start Dataset

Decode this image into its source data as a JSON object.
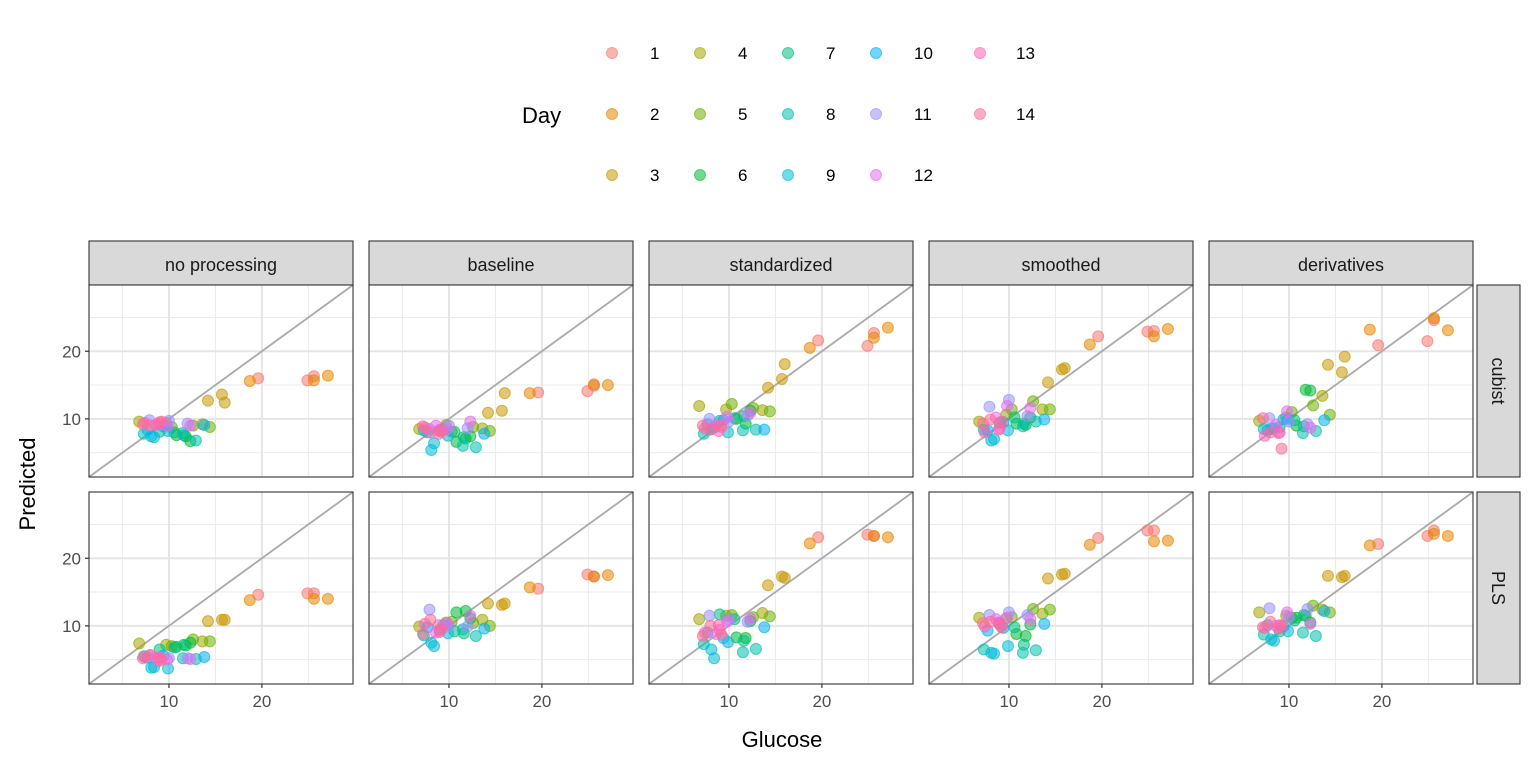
{
  "chart_data": {
    "type": "scatter",
    "xlabel": "Glucose",
    "ylabel": "Predicted",
    "xlim": [
      1.4,
      29.8
    ],
    "ylim": [
      1.4,
      29.8
    ],
    "x_ticks": [
      10,
      20
    ],
    "y_ticks": [
      10,
      20
    ],
    "grid": true,
    "reference_line": "y = x",
    "legend": {
      "title": "Day",
      "placement": "top",
      "entries": [
        {
          "label": "1",
          "color": "#F8766D"
        },
        {
          "label": "2",
          "color": "#E58700"
        },
        {
          "label": "3",
          "color": "#C99800"
        },
        {
          "label": "4",
          "color": "#A3A500"
        },
        {
          "label": "5",
          "color": "#6BB100"
        },
        {
          "label": "6",
          "color": "#00BA38"
        },
        {
          "label": "7",
          "color": "#00BF7D"
        },
        {
          "label": "8",
          "color": "#00C0AF"
        },
        {
          "label": "9",
          "color": "#00BCD8"
        },
        {
          "label": "10",
          "color": "#00B0F6"
        },
        {
          "label": "11",
          "color": "#9590FF"
        },
        {
          "label": "12",
          "color": "#E76BF3"
        },
        {
          "label": "13",
          "color": "#FF62BC"
        },
        {
          "label": "14",
          "color": "#FF6C91"
        }
      ]
    },
    "columns": [
      "no processing",
      "baseline",
      "standardized",
      "smoothed",
      "derivatives"
    ],
    "rows": [
      "cubist",
      "PLS"
    ],
    "observed_glucose": [
      {
        "day": 1,
        "x": [
          19.6,
          24.9,
          25.6
        ]
      },
      {
        "day": 2,
        "x": [
          18.7,
          25.6,
          27.1
        ]
      },
      {
        "day": 3,
        "x": [
          14.2,
          15.7,
          16.0
        ]
      },
      {
        "day": 4,
        "x": [
          6.8,
          9.7,
          13.6
        ]
      },
      {
        "day": 5,
        "x": [
          10.3,
          12.6,
          14.4
        ]
      },
      {
        "day": 6,
        "x": [
          10.8,
          11.8,
          12.3
        ]
      },
      {
        "day": 7,
        "x": [
          9.0,
          10.6,
          11.6
        ]
      },
      {
        "day": 8,
        "x": [
          7.3,
          11.5,
          12.9
        ]
      },
      {
        "day": 9,
        "x": [
          8.1,
          8.4,
          9.9
        ]
      },
      {
        "day": 10,
        "x": [
          7.7,
          9.4,
          13.8
        ]
      },
      {
        "day": 11,
        "x": [
          7.9,
          10.0,
          12.0
        ]
      },
      {
        "day": 12,
        "x": [
          8.6,
          9.8,
          12.3
        ]
      },
      {
        "day": 13,
        "x": [
          7.4,
          8.9,
          9.0
        ]
      },
      {
        "day": 14,
        "x": [
          7.2,
          8.0,
          9.2
        ]
      }
    ],
    "panels": [
      {
        "row": "cubist",
        "column": "no processing",
        "predicted": [
          [
            16.0,
            15.7,
            16.3
          ],
          [
            15.6,
            15.7,
            16.4
          ],
          [
            12.7,
            13.6,
            12.4
          ],
          [
            9.6,
            9.4,
            9.2
          ],
          [
            8.8,
            9.0,
            8.8
          ],
          [
            7.6,
            7.4,
            6.7
          ],
          [
            8.1,
            8.0,
            7.6
          ],
          [
            7.8,
            7.9,
            6.8
          ],
          [
            7.4,
            7.3,
            8.2
          ],
          [
            8.4,
            8.9,
            9.1
          ],
          [
            9.8,
            9.7,
            9.3
          ],
          [
            9.1,
            8.9,
            9.0
          ],
          [
            9.4,
            9.3,
            9.5
          ],
          [
            9.2,
            9.0,
            9.6
          ]
        ]
      },
      {
        "row": "cubist",
        "column": "baseline",
        "predicted": [
          [
            13.9,
            14.1,
            14.9
          ],
          [
            13.8,
            15.1,
            15.0
          ],
          [
            10.9,
            11.2,
            13.8
          ],
          [
            8.5,
            9.1,
            8.6
          ],
          [
            8.1,
            8.8,
            8.2
          ],
          [
            6.6,
            7.1,
            7.4
          ],
          [
            8.2,
            8.1,
            7.3
          ],
          [
            8.3,
            6.0,
            5.8
          ],
          [
            5.4,
            6.4,
            7.5
          ],
          [
            8.0,
            8.4,
            7.8
          ],
          [
            8.5,
            9.0,
            8.6
          ],
          [
            9.0,
            8.5,
            9.6
          ],
          [
            8.7,
            7.8,
            8.4
          ],
          [
            8.9,
            8.0,
            8.1
          ]
        ]
      },
      {
        "row": "cubist",
        "column": "standardized",
        "predicted": [
          [
            21.6,
            20.8,
            22.7
          ],
          [
            20.5,
            22.0,
            23.5
          ],
          [
            14.6,
            15.9,
            18.1
          ],
          [
            11.9,
            11.4,
            11.3
          ],
          [
            12.2,
            11.6,
            11.1
          ],
          [
            10.0,
            9.3,
            11.2
          ],
          [
            9.7,
            10.1,
            10.4
          ],
          [
            7.8,
            8.3,
            8.4
          ],
          [
            8.5,
            8.7,
            8.0
          ],
          [
            9.2,
            9.8,
            8.4
          ],
          [
            10.0,
            9.6,
            10.5
          ],
          [
            9.1,
            10.3,
            10.9
          ],
          [
            8.6,
            8.2,
            9.0
          ],
          [
            9.0,
            8.4,
            8.8
          ]
        ]
      },
      {
        "row": "cubist",
        "column": "smoothed",
        "predicted": [
          [
            22.2,
            22.9,
            23.0
          ],
          [
            21.0,
            22.2,
            23.3
          ],
          [
            15.4,
            17.3,
            17.5
          ],
          [
            9.6,
            10.6,
            11.4
          ],
          [
            11.4,
            12.6,
            11.4
          ],
          [
            9.3,
            9.1,
            10.2
          ],
          [
            9.4,
            10.2,
            9.3
          ],
          [
            8.4,
            8.9,
            9.6
          ],
          [
            6.8,
            7.0,
            8.3
          ],
          [
            8.3,
            9.5,
            9.9
          ],
          [
            11.8,
            12.8,
            10.4
          ],
          [
            10.2,
            11.9,
            11.6
          ],
          [
            8.0,
            8.4,
            8.6
          ],
          [
            9.3,
            9.9,
            9.6
          ]
        ]
      },
      {
        "row": "cubist",
        "column": "derivatives",
        "predicted": [
          [
            20.9,
            21.5,
            24.6
          ],
          [
            23.2,
            24.9,
            23.1
          ],
          [
            18.0,
            16.9,
            19.2
          ],
          [
            9.7,
            10.2,
            13.4
          ],
          [
            11.0,
            12.0,
            10.6
          ],
          [
            9.0,
            14.3,
            14.2
          ],
          [
            8.8,
            9.8,
            8.9
          ],
          [
            8.5,
            7.9,
            8.2
          ],
          [
            8.5,
            8.6,
            10.0
          ],
          [
            8.3,
            9.9,
            9.8
          ],
          [
            10.1,
            9.6,
            9.2
          ],
          [
            9.1,
            11.1,
            8.7
          ],
          [
            7.5,
            7.9,
            8.0
          ],
          [
            10.1,
            8.0,
            5.6
          ]
        ]
      },
      {
        "row": "PLS",
        "column": "no processing",
        "predicted": [
          [
            14.6,
            14.8,
            14.8
          ],
          [
            13.8,
            14.0,
            14.0
          ],
          [
            10.7,
            10.9,
            10.9
          ],
          [
            7.4,
            7.2,
            7.7
          ],
          [
            7.0,
            8.0,
            7.7
          ],
          [
            6.9,
            7.1,
            7.5
          ],
          [
            6.5,
            6.8,
            7.2
          ],
          [
            5.5,
            5.2,
            5.1
          ],
          [
            3.8,
            3.9,
            3.7
          ],
          [
            5.3,
            5.6,
            5.4
          ],
          [
            5.6,
            5.2,
            5.2
          ],
          [
            5.3,
            5.0,
            5.1
          ],
          [
            5.4,
            4.8,
            5.3
          ],
          [
            5.2,
            5.7,
            5.0
          ]
        ]
      },
      {
        "row": "PLS",
        "column": "baseline",
        "predicted": [
          [
            15.5,
            17.6,
            17.3
          ],
          [
            15.7,
            17.3,
            17.5
          ],
          [
            13.3,
            13.1,
            13.3
          ],
          [
            9.9,
            10.5,
            10.9
          ],
          [
            10.6,
            10.4,
            10.0
          ],
          [
            12.0,
            12.2,
            11.1
          ],
          [
            9.4,
            9.2,
            8.9
          ],
          [
            8.6,
            9.5,
            8.5
          ],
          [
            7.5,
            7.0,
            8.9
          ],
          [
            9.8,
            10.1,
            9.6
          ],
          [
            12.4,
            10.0,
            9.9
          ],
          [
            9.0,
            10.4,
            11.5
          ],
          [
            10.3,
            10.1,
            9.1
          ],
          [
            8.8,
            10.9,
            9.5
          ]
        ]
      },
      {
        "row": "PLS",
        "column": "standardized",
        "predicted": [
          [
            23.1,
            23.5,
            23.3
          ],
          [
            22.2,
            23.3,
            23.1
          ],
          [
            16.0,
            17.3,
            17.1
          ],
          [
            11.0,
            11.5,
            11.9
          ],
          [
            11.6,
            11.3,
            11.4
          ],
          [
            8.3,
            8.2,
            10.7
          ],
          [
            11.7,
            11.0,
            7.8
          ],
          [
            7.3,
            6.1,
            6.6
          ],
          [
            6.5,
            5.2,
            7.6
          ],
          [
            9.0,
            8.2,
            9.8
          ],
          [
            11.5,
            10.9,
            10.6
          ],
          [
            8.8,
            10.7,
            11.1
          ],
          [
            9.0,
            10.1,
            9.4
          ],
          [
            8.5,
            10.0,
            8.7
          ]
        ]
      },
      {
        "row": "PLS",
        "column": "smoothed",
        "predicted": [
          [
            23.0,
            24.1,
            24.1
          ],
          [
            22.0,
            22.5,
            22.6
          ],
          [
            17.0,
            17.6,
            17.7
          ],
          [
            11.2,
            11.1,
            11.8
          ],
          [
            11.3,
            12.5,
            12.4
          ],
          [
            8.8,
            8.5,
            10.2
          ],
          [
            10.4,
            9.8,
            7.2
          ],
          [
            6.5,
            6.0,
            6.4
          ],
          [
            6.0,
            5.9,
            7.0
          ],
          [
            9.3,
            9.7,
            10.3
          ],
          [
            11.6,
            12.0,
            11.6
          ],
          [
            11.0,
            11.2,
            11.0
          ],
          [
            9.9,
            10.5,
            10.2
          ],
          [
            10.4,
            10.6,
            9.8
          ]
        ]
      },
      {
        "row": "PLS",
        "column": "derivatives",
        "predicted": [
          [
            22.1,
            23.3,
            24.1
          ],
          [
            21.9,
            23.6,
            23.3
          ],
          [
            17.4,
            17.2,
            17.4
          ],
          [
            12.0,
            11.5,
            12.4
          ],
          [
            11.2,
            13.0,
            12.0
          ],
          [
            11.2,
            11.5,
            10.5
          ],
          [
            9.2,
            10.8,
            11.6
          ],
          [
            8.7,
            9.0,
            8.5
          ],
          [
            8.0,
            7.8,
            9.2
          ],
          [
            10.1,
            9.9,
            12.2
          ],
          [
            12.6,
            11.3,
            12.5
          ],
          [
            10.0,
            12.0,
            10.3
          ],
          [
            9.7,
            9.6,
            10.1
          ],
          [
            9.8,
            10.6,
            10.0
          ]
        ]
      }
    ]
  }
}
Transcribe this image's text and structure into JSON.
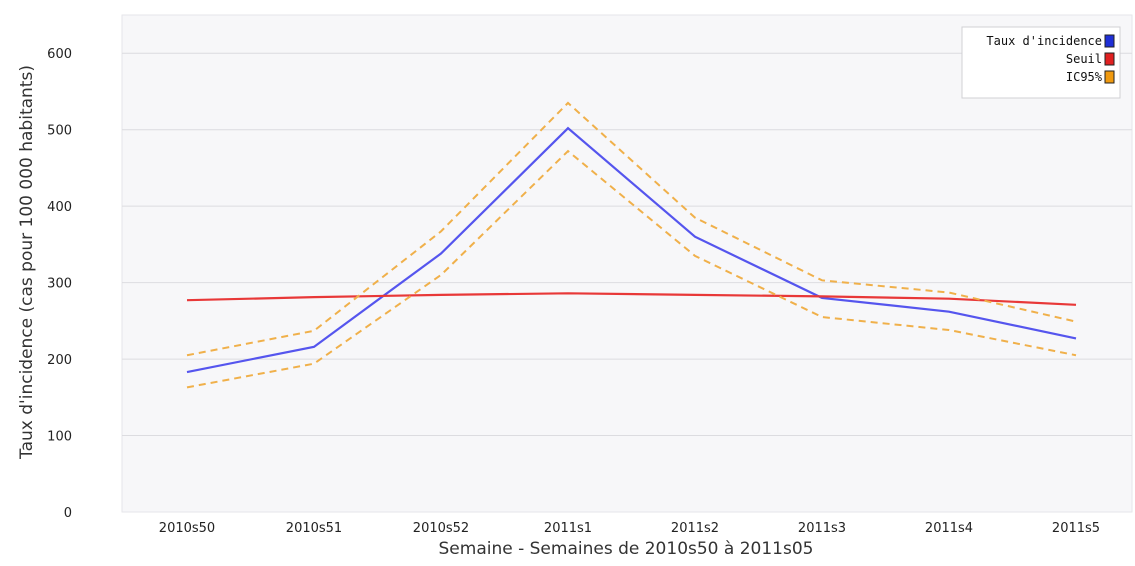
{
  "chart_data": {
    "type": "line",
    "title": "",
    "xlabel": "Semaine - Semaines de 2010s50 à 2011s05",
    "ylabel": "Taux d'incidence (cas pour 100 000 habitants)",
    "ylim": [
      0,
      650
    ],
    "yticks": [
      0,
      100,
      200,
      300,
      400,
      500,
      600
    ],
    "grid": true,
    "legend_position": "top-right",
    "categories": [
      "2010s50",
      "2010s51",
      "2010s52",
      "2011s1",
      "2011s2",
      "2011s3",
      "2011s4",
      "2011s5"
    ],
    "series": [
      {
        "name": "Taux d'incidence",
        "color": "#5555ee",
        "style": "solid",
        "values": [
          183,
          216,
          338,
          502,
          360,
          280,
          262,
          227
        ]
      },
      {
        "name": "Seuil",
        "color": "#e83838",
        "style": "solid",
        "values": [
          277,
          281,
          284,
          286,
          284,
          282,
          279,
          271
        ]
      },
      {
        "name": "IC95%",
        "color": "#f0b04a",
        "style": "dashed",
        "values_upper": [
          205,
          237,
          367,
          535,
          385,
          303,
          287,
          249
        ],
        "values_lower": [
          163,
          194,
          310,
          472,
          335,
          255,
          238,
          205
        ]
      }
    ],
    "legend_swatches": [
      {
        "name": "Taux d'incidence",
        "color": "#1f2fd6"
      },
      {
        "name": "Seuil",
        "color": "#e02020"
      },
      {
        "name": "IC95%",
        "color": "#f09a10"
      }
    ]
  }
}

end Dataset

■ Goal:
Gather up, from the records above, each line where the word "ylabel" appears.

■ Answer in full:
    "ylabel": "Predicted",
    "ylabel": "Taux d'incidence (cas pour 100 000 habitants)",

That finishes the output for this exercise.